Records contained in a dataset
----

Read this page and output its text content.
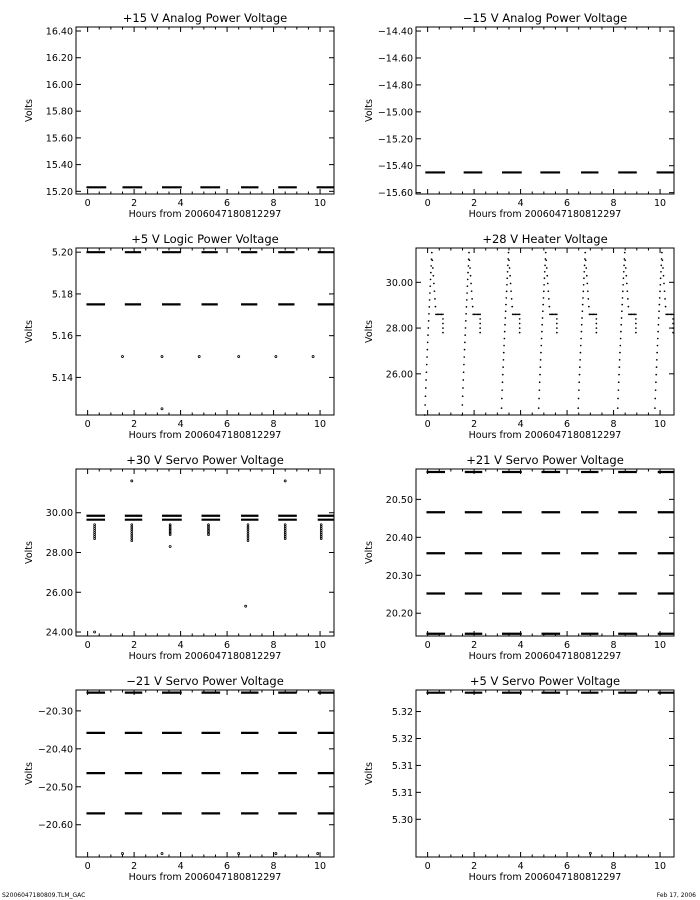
+15 V Analog Power Voltage
0	2	4	6	8	10
Hours from 2006047180812297
15.20
15.40
15.60
15.80
16.00
16.20
16.40
Volts
−15 V Analog Power Voltage
0	2	4	6	8	10
Hours from 2006047180812297
−15.60
−15.40
−15.20
−15.00
−14.80
−14.60
−14.40
Volts
+5 V Logic Power Voltage
0	2	4	6	8	10
Hours from 2006047180812297
5.14
5.16
5.18
5.20
Volts
+28 V Heater Voltage
0	2	4	6	8	10
Hours from 2006047180812297
26.00
28.00
30.00
Volts
+30 V Servo Power Voltage
0	2	4	6	8	10
Hours from 2006047180812297
24.00
26.00
28.00
30.00
Volts
+21 V Servo Power Voltage
0	2	4	6	8	10
Hours from 2006047180812297
20.20
20.30
20.40
20.50
Volts
−21 V Servo Power Voltage
0	2	4	6	8	10
Hours from 2006047180812297
−20.60
−20.50
−20.40
−20.30
Volts
+5 V Servo Power Voltage
0	2	4	6	8	10
Hours from 2006047180812297
5.30
5.31
5.31
5.32
5.32
Volts
S2006047180809.TLM_GAC	Feb 17, 2006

----

■ What is being asked
Each record above is to be restated exactly, with its pictures removed from the copy.

■ Exercise answer
Read this page and output its text content.
+15 V Analog Power Voltage
0	2	4	6	8	10
Hours from 2006047180812297
15.20
15.40
15.60
15.80
16.00
16.20
16.40
Volts
−15 V Analog Power Voltage
0	2	4	6	8	10
Hours from 2006047180812297
−15.60
−15.40
−15.20
−15.00
−14.80
−14.60
−14.40
Volts
+5 V Logic Power Voltage
0	2	4	6	8	10
Hours from 2006047180812297
5.14
5.16
5.18
5.20
Volts
+28 V Heater Voltage
0	2	4	6	8	10
Hours from 2006047180812297
26.00
28.00
30.00
Volts
+30 V Servo Power Voltage
0	2	4	6	8	10
Hours from 2006047180812297
24.00
26.00
28.00
30.00
Volts
+21 V Servo Power Voltage
0	2	4	6	8	10
Hours from 2006047180812297
20.20
20.30
20.40
20.50
Volts
−21 V Servo Power Voltage
0	2	4	6	8	10
Hours from 2006047180812297
−20.60
−20.50
−20.40
−20.30
Volts
+5 V Servo Power Voltage
0	2	4	6	8	10
Hours from 2006047180812297
5.30
5.31
5.31
5.32
5.32
Volts
S2006047180809.TLM_GAC	Feb 17, 2006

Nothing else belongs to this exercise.